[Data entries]
# # # #

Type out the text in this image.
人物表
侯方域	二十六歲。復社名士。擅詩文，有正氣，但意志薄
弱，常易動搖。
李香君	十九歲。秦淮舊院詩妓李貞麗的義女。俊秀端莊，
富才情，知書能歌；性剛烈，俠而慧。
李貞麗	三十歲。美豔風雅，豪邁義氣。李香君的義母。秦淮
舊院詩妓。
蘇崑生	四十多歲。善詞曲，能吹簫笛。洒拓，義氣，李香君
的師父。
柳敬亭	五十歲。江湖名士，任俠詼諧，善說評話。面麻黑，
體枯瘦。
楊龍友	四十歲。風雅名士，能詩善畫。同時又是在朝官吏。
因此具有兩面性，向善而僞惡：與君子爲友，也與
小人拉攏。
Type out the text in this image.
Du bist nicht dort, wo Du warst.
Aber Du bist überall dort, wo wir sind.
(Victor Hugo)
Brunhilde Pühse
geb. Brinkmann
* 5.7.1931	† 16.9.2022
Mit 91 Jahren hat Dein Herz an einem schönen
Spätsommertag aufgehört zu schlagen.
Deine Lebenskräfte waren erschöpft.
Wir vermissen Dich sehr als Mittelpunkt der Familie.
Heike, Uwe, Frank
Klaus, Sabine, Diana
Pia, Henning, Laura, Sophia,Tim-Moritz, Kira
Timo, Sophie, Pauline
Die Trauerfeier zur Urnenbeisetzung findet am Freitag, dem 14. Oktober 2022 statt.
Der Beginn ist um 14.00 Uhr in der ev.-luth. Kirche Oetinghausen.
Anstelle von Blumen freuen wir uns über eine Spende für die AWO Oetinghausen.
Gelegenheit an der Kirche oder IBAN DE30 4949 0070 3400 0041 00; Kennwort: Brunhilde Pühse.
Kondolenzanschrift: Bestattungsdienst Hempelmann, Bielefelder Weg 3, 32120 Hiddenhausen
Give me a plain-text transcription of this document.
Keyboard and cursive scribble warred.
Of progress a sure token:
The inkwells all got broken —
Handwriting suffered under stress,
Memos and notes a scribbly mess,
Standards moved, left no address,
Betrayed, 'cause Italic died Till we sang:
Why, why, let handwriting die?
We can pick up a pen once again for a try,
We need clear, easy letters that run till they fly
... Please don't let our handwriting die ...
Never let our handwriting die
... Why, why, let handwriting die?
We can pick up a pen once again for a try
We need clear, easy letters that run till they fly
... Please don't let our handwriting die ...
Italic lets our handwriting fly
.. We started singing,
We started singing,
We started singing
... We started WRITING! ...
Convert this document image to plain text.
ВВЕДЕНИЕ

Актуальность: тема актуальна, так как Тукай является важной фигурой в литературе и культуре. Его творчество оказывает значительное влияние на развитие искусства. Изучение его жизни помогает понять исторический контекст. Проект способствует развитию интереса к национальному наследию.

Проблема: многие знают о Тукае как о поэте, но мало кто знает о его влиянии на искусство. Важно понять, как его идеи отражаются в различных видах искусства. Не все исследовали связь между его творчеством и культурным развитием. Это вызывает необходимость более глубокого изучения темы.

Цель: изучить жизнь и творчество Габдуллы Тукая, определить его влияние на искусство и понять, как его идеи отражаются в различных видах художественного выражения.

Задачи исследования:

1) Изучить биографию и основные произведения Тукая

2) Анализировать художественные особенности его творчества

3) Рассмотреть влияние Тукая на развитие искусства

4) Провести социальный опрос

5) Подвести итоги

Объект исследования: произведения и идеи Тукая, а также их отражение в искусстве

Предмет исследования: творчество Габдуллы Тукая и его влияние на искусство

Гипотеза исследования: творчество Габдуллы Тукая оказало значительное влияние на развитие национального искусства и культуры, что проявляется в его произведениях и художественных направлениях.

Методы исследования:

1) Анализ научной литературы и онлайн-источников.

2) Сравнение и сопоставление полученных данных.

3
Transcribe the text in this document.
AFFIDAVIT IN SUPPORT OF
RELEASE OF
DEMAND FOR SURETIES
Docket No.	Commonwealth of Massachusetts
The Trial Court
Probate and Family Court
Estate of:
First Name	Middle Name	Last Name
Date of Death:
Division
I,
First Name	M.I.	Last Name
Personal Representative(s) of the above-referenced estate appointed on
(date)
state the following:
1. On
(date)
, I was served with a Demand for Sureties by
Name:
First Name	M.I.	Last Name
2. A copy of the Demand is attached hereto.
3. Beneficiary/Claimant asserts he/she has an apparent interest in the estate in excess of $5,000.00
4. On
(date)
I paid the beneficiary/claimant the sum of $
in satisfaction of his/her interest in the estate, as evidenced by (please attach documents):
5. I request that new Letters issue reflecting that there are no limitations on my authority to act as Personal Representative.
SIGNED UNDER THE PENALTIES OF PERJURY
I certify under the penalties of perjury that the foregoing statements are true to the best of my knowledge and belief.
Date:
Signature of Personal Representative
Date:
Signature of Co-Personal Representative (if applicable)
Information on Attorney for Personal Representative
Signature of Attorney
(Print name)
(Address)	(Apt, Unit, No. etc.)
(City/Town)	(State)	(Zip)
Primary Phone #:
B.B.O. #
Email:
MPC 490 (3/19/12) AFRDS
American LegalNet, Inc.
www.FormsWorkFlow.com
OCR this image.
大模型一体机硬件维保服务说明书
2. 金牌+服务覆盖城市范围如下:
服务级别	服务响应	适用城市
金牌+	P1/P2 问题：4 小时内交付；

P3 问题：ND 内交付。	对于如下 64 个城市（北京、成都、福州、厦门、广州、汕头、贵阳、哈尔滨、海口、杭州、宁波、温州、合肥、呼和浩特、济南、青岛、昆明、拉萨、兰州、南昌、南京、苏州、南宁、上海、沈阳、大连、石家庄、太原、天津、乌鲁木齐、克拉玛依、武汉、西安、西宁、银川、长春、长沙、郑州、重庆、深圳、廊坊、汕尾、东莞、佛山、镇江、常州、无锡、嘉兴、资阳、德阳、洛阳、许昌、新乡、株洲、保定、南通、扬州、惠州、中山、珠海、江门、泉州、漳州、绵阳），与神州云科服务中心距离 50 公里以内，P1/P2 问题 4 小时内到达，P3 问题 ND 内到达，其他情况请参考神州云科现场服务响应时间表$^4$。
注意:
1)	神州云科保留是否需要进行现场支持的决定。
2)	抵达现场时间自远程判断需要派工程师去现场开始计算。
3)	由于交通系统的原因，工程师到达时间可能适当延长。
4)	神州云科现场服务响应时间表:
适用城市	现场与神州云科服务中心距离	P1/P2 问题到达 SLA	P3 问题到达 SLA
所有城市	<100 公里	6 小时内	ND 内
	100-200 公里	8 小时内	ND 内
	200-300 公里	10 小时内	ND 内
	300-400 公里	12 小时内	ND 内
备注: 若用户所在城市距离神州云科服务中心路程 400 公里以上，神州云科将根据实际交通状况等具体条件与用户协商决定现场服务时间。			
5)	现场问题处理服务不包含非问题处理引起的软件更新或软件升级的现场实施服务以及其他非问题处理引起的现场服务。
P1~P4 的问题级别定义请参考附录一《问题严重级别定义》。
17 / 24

# # # #

**What this task involves**
From the entries above, return each line with the word "once" in it.

**Exercise output**
We can pick up a pen once again for a try,
We can pick up a pen once again for a try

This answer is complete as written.